Исходный документ —
════════════════

На том же контрасте построена и самая сильная по эмоциональному накалу сцена. Кульминацией спектакля, как часто бывает в постановках Коляды, становится предпоследняя сцена, в “Ревизоре” это эпизод объяснения Хлестакова с Марьей Антоновной (Василина Маковцева) и Анной Андреевной (Тамара Зимина). Парадокс режиссерского решения в том, что грубый китч в контексте всего спектакля оказывается смыслообразующей метафорой. Ведя кокетливый диалог с дочкой и мамашей, Хлестаков ставит их обеих на четвереньки в лужу, задирает белейшие верхние юбки и пригоршнями вываливает на обеих грязь, с наслаждением размазывая ее по праздничным нарядам.
Интересно, что Коляда зачастую выстраивает спектакли именно по такой схеме: во втором акте трагедия главных героев проступает сквозь балаганную стихию, в предпоследней же сцене с максимальной силой вскрывается сущность конфликта, оставляя возможность в финале пристально рассмотреть психологический образ героев, когда силы гротеска почти не властвуют над ними. Кульминация обостряет образ Городничего как героя страдающего. И последние сцены с ним совсем не похожи на предыдущие, не только общим настроением, но даже манерой исполнения. От иронии и китча у Сергея Федорова не остается и следа – на свет проглядывают человеческие чувства.

════════════════

Предоставленные данные —

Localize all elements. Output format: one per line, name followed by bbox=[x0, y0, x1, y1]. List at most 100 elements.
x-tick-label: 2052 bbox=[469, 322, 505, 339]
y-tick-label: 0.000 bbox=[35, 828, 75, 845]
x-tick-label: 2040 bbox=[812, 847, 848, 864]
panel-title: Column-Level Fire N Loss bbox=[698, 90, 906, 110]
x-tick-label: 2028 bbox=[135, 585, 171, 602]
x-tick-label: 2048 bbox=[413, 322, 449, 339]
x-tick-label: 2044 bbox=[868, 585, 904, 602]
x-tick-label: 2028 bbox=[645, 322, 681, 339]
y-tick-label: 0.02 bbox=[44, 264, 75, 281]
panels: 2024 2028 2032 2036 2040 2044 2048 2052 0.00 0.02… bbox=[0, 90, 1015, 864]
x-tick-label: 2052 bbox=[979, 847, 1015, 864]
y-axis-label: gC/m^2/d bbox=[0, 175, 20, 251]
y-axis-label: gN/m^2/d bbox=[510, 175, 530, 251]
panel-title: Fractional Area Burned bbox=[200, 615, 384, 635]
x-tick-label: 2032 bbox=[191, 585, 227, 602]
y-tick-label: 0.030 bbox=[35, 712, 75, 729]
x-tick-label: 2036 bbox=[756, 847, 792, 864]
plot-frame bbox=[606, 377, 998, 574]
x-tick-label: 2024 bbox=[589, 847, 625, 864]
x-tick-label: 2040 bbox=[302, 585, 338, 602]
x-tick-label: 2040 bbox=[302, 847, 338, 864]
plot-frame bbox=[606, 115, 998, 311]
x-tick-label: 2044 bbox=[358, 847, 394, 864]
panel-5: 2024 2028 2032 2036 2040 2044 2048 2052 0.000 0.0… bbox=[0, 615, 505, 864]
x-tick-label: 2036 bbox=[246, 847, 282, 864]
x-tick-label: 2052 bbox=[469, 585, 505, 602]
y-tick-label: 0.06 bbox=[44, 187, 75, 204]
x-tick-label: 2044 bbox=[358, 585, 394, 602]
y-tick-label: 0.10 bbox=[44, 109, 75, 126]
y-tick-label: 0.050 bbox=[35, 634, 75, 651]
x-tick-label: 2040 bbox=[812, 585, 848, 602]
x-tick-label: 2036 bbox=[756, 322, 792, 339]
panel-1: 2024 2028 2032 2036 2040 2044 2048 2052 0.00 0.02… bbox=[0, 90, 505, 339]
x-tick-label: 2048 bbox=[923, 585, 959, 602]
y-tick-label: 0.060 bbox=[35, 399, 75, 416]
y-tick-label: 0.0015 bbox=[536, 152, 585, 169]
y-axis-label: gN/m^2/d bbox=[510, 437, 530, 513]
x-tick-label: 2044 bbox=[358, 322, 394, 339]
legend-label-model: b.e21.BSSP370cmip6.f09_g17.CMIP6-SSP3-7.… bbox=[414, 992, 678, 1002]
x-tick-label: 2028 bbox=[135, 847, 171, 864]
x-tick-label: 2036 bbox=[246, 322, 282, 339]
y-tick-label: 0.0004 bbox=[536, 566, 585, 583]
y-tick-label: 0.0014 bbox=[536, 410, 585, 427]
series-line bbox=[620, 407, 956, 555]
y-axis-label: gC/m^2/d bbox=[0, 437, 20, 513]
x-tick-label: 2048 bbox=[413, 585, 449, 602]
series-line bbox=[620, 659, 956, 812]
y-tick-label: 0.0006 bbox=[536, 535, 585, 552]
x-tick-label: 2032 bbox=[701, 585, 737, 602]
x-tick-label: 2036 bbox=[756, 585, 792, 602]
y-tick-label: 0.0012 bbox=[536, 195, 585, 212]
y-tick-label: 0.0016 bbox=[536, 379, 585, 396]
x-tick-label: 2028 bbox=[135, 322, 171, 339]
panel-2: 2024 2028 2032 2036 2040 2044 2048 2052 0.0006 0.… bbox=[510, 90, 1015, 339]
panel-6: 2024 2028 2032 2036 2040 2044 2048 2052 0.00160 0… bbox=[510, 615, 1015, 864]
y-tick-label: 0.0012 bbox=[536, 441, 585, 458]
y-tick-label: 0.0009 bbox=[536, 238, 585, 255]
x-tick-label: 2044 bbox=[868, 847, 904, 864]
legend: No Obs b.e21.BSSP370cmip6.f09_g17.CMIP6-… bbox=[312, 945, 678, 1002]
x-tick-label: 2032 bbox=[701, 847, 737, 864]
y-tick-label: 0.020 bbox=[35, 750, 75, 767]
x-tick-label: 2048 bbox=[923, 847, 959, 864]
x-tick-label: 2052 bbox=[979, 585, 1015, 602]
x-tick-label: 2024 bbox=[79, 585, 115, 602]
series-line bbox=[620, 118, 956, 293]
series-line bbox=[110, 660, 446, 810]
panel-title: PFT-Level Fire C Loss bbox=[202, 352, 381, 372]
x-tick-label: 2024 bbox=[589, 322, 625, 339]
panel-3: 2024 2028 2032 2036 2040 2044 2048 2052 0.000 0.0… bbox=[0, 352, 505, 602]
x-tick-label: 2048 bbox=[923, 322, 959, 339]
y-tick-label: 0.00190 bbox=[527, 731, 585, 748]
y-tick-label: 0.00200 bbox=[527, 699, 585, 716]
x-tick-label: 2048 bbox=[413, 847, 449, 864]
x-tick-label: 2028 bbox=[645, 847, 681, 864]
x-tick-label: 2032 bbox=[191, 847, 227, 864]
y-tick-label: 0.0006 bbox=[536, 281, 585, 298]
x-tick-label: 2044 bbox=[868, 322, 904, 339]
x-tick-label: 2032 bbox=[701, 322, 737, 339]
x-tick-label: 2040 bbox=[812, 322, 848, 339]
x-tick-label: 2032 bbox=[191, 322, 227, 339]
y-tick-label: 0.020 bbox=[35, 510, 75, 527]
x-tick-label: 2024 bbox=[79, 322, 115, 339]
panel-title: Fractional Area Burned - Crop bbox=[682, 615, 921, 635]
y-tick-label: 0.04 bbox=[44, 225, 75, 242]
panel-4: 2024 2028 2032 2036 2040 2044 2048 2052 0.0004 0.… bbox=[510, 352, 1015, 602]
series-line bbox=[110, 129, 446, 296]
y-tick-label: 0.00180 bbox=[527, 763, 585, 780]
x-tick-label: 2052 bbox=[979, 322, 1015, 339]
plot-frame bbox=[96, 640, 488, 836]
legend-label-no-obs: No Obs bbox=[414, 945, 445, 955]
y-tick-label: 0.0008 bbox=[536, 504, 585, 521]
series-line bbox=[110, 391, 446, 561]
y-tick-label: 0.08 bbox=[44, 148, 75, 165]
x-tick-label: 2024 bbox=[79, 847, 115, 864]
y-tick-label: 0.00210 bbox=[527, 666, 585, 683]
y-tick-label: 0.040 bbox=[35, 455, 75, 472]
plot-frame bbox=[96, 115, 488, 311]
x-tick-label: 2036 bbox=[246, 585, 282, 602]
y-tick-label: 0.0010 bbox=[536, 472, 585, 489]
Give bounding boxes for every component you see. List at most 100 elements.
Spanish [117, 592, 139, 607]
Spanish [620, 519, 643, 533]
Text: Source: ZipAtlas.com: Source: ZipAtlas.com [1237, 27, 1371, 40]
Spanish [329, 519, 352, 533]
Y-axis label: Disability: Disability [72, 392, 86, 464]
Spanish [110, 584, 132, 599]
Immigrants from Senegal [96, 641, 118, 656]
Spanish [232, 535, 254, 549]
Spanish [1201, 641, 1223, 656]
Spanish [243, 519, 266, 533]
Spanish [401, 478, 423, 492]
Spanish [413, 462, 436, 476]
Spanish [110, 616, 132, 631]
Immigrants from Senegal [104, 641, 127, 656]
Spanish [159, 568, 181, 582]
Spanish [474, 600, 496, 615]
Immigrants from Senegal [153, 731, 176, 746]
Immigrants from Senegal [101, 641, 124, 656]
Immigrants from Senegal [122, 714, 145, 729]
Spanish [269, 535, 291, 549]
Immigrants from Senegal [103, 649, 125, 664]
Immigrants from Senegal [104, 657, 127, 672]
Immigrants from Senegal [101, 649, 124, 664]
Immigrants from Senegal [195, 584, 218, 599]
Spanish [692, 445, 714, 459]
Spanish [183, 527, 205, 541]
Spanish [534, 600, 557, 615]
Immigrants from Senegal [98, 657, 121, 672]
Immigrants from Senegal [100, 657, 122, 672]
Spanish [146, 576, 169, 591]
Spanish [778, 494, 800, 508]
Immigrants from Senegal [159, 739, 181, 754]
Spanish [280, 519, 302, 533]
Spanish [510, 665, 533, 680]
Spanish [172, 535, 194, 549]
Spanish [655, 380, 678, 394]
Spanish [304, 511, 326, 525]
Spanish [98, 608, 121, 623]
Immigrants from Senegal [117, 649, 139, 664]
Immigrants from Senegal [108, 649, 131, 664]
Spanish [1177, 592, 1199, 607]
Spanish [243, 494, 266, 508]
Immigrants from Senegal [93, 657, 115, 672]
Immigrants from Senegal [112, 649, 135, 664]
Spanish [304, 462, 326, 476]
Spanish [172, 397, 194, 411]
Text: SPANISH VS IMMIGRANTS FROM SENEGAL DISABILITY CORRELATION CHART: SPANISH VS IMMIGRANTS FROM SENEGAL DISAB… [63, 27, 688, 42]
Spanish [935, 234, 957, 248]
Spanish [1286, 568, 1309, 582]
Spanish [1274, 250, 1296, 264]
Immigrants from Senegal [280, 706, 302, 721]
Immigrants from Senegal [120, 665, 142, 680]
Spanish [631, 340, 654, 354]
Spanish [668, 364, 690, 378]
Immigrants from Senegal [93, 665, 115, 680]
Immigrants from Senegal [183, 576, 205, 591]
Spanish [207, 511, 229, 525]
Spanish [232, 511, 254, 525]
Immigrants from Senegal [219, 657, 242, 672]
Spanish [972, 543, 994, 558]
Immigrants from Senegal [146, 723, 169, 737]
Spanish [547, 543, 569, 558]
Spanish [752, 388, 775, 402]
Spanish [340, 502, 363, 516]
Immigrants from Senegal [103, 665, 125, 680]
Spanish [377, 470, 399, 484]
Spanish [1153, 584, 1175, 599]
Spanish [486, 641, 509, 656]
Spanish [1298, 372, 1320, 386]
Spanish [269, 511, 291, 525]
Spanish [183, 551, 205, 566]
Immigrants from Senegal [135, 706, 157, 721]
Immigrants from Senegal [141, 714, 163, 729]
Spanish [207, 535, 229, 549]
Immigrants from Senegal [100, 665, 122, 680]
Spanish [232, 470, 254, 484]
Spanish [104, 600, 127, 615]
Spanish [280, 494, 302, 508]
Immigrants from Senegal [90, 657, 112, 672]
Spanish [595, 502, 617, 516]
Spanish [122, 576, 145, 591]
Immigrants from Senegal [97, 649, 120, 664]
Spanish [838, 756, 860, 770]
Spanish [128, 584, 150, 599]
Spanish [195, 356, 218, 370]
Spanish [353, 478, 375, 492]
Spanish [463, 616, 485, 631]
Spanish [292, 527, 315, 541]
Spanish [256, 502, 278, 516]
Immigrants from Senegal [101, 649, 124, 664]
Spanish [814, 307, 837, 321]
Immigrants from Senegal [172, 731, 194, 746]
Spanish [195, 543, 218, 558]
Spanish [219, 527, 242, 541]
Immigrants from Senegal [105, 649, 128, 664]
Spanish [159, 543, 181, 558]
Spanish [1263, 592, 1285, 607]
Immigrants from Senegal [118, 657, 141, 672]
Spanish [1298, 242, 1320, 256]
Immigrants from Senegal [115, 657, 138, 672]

════════════════

Задания для выполнения —
**1)** Продублируйте дословно фрагмент текста о спектакле «Ревизор», который начинается со слов «На том же контрасте» и заканчивается словами «по праздничным нарядам.».
**2)** Запишите дословно строки листинга с самого его начала до строки, содержащей «y-axis-label: gC/m^2/d bbox=[0, 175, 20, 251]», включая эту строку.

Выполненные задания —
**1)**
На том же контрасте построена и самая сильная по эмоциональному накалу сцена. Кульминацией спектакля, как часто бывает в постановках Коляды, становится предпоследняя сцена, в “Ревизоре” это эпизод объяснения Хлестакова с Марьей Антоновной (Василина Маковцева) и Анной Андреевной (Тамара Зимина). Парадокс режиссерского решения в том, что грубый китч в контексте всего спектакля оказывается смыслообразующей метафорой. Ведя кокетливый диалог с дочкой и мамашей, Хлестаков ставит их обеих на четвереньки в лужу, задирает белейшие верхние юбки и пригоршнями вываливает на обеих грязь, с наслаждением размазывая ее по праздничным нарядам.

**2)**
Localize all elements. Output format: one per line, name followed by bbox=[x0, y0, x1, y1]. List at most 100 elements.
x-tick-label: 2052 bbox=[469, 322, 505, 339]
y-tick-label: 0.000 bbox=[35, 828, 75, 845]
x-tick-label: 2040 bbox=[812, 847, 848, 864]
panel-title: Column-Level Fire N Loss bbox=[698, 90, 906, 110]
x-tick-label: 2028 bbox=[135, 585, 171, 602]
x-tick-label: 2048 bbox=[413, 322, 449, 339]
x-tick-label: 2044 bbox=[868, 585, 904, 602]
x-tick-label: 2028 bbox=[645, 322, 681, 339]
y-tick-label: 0.02 bbox=[44, 264, 75, 281]
panels: 2024 2028 2032 2036 2040 2044 2048 2052 0.00 0.02… bbox=[0, 90, 1015, 864]
x-tick-label: 2052 bbox=[979, 847, 1015, 864]
y-axis-label: gC/m^2/d bbox=[0, 175, 20, 251]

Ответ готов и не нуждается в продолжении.